EXERCISE DESCRIPTION ->
Copy out each line of the material below with no changes.

+++ INPUT FOR THIS TASK +++

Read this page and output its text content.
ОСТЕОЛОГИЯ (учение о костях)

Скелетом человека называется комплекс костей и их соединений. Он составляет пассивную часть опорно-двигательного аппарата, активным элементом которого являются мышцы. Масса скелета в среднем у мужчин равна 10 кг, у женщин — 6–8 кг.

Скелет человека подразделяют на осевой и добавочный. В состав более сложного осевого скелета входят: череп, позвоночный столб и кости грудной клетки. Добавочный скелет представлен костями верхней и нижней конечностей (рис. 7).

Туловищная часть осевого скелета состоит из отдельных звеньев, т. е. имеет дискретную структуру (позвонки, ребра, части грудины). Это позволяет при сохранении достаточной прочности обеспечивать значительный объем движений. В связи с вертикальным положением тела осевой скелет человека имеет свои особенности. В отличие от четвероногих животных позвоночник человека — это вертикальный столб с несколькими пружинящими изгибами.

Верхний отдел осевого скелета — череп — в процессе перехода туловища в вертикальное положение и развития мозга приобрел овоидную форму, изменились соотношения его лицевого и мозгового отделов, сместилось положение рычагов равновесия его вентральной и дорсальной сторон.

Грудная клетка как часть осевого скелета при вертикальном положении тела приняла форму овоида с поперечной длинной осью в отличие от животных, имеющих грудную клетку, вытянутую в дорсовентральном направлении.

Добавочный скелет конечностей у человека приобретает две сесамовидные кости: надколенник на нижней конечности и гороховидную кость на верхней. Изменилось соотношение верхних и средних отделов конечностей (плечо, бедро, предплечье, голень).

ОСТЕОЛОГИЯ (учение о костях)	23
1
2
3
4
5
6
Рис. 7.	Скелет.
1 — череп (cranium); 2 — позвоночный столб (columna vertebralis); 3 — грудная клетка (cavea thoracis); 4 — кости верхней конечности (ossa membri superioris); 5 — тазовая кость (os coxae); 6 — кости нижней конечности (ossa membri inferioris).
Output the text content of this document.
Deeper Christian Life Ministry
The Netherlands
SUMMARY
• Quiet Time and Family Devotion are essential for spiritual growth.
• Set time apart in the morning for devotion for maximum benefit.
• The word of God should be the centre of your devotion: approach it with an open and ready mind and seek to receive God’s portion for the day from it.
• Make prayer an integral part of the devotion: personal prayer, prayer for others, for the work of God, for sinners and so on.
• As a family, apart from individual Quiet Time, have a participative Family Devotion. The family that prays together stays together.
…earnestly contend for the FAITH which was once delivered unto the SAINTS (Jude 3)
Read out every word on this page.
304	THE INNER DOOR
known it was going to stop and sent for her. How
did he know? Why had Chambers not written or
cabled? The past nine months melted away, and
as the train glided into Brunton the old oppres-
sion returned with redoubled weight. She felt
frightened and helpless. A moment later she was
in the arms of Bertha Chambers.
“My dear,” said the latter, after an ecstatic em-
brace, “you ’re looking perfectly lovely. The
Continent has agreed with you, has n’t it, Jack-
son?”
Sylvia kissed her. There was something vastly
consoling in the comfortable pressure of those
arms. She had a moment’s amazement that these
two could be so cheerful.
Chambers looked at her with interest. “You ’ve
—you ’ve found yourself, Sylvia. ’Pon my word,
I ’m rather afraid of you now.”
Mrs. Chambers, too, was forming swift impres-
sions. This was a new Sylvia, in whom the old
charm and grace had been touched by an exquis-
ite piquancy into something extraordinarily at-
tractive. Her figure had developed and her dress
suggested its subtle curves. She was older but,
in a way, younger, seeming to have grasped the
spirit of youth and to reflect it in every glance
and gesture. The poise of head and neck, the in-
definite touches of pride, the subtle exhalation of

+++

SOLUTION TO THE PROBLEM ->
Read this page and output its text content.
ОСТЕОЛОГИЯ (учение о костях)

Скелетом человека называется комплекс костей и их соединений. Он составляет пассивную часть опорно-двигательного аппарата, активным элементом которого являются мышцы. Масса скелета в среднем у мужчин равна 10 кг, у женщин — 6–8 кг.

Скелет человека подразделяют на осевой и добавочный. В состав более сложного осевого скелета входят: череп, позвоночный столб и кости грудной клетки. Добавочный скелет представлен костями верхней и нижней конечностей (рис. 7).

Туловищная часть осевого скелета состоит из отдельных звеньев, т. е. имеет дискретную структуру (позвонки, ребра, части грудины). Это позволяет при сохранении достаточной прочности обеспечивать значительный объем движений. В связи с вертикальным положением тела осевой скелет человека имеет свои особенности. В отличие от четвероногих животных позвоночник человека — это вертикальный столб с несколькими пружинящими изгибами.

Верхний отдел осевого скелета — череп — в процессе перехода туловища в вертикальное положение и развития мозга приобрел овоидную форму, изменились соотношения его лицевого и мозгового отделов, сместилось положение рычагов равновесия его вентральной и дорсальной сторон.

Грудная клетка как часть осевого скелета при вертикальном положении тела приняла форму овоида с поперечной длинной осью в отличие от животных, имеющих грудную клетку, вытянутую в дорсовентральном направлении.

Добавочный скелет конечностей у человека приобретает две сесамовидные кости: надколенник на нижней конечности и гороховидную кость на верхней. Изменилось соотношение верхних и средних отделов конечностей (плечо, бедро, предплечье, голень).

ОСТЕОЛОГИЯ (учение о костях)	23
1
2
3
4
5
6
Рис. 7.	Скелет.
1 — череп (cranium); 2 — позвоночный столб (columna vertebralis); 3 — грудная клетка (cavea thoracis); 4 — кости верхней конечности (ossa membri superioris); 5 — тазовая кость (os coxae); 6 — кости нижней конечности (ossa membri inferioris).
Output the text content of this document.
Deeper Christian Life Ministry
The Netherlands
SUMMARY
• Quiet Time and Family Devotion are essential for spiritual growth.
• Set time apart in the morning for devotion for maximum benefit.
• The word of God should be the centre of your devotion: approach it with an open and ready mind and seek to receive God’s portion for the day from it.
• Make prayer an integral part of the devotion: personal prayer, prayer for others, for the work of God, for sinners and so on.
• As a family, apart from individual Quiet Time, have a participative Family Devotion. The family that prays together stays together.
…earnestly contend for the FAITH which was once delivered unto the SAINTS (Jude 3)
Read out every word on this page.
304	THE INNER DOOR
known it was going to stop and sent for her. How
did he know? Why had Chambers not written or
cabled? The past nine months melted away, and
as the train glided into Brunton the old oppres-
sion returned with redoubled weight. She felt
frightened and helpless. A moment later she was
in the arms of Bertha Chambers.
“My dear,” said the latter, after an ecstatic em-
brace, “you ’re looking perfectly lovely. The
Continent has agreed with you, has n’t it, Jack-
son?”
Sylvia kissed her. There was something vastly
consoling in the comfortable pressure of those
arms. She had a moment’s amazement that these
two could be so cheerful.
Chambers looked at her with interest. “You ’ve
—you ’ve found yourself, Sylvia. ’Pon my word,
I ’m rather afraid of you now.”
Mrs. Chambers, too, was forming swift impres-
sions. This was a new Sylvia, in whom the old
charm and grace had been touched by an exquis-
ite piquancy into something extraordinarily at-
tractive. Her figure had developed and her dress
suggested its subtle curves. She was older but,
in a way, younger, seeming to have grasped the
spirit of youth and to reflect it in every glance
and gesture. The poise of head and neck, the in-
definite touches of pride, the subtle exhalation of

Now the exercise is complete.